** start Supplied material **
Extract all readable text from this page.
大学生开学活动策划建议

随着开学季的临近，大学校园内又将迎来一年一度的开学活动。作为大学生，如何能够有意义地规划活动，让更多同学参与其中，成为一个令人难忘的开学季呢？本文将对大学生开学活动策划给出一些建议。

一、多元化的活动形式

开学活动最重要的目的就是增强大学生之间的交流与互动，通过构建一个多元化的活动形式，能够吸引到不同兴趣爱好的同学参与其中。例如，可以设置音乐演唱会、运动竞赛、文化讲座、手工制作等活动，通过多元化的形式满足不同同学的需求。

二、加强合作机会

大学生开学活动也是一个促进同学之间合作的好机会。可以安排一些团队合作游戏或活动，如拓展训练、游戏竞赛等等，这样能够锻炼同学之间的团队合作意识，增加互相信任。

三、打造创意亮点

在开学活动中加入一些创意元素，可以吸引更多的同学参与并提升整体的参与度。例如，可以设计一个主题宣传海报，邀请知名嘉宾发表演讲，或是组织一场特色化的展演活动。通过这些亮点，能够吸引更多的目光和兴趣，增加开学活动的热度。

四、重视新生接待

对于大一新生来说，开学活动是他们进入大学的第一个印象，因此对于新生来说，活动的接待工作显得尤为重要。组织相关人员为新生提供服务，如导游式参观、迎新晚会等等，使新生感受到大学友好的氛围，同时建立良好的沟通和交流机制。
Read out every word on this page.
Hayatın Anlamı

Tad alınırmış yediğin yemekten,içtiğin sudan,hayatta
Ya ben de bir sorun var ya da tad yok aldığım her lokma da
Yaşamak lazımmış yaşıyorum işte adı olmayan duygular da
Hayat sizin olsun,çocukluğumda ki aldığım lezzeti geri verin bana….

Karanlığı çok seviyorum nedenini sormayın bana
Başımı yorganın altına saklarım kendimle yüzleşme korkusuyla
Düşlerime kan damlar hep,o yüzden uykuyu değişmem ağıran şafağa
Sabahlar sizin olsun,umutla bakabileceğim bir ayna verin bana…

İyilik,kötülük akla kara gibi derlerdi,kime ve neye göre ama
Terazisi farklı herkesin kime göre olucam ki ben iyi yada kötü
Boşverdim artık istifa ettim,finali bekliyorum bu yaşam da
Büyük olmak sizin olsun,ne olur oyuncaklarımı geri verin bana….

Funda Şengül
** end Supplied material **
Stated task: Copy out every line of the material above that mentions the word "page".

Answer to this problem:
Extract all readable text from this page.
Read out every word on this page.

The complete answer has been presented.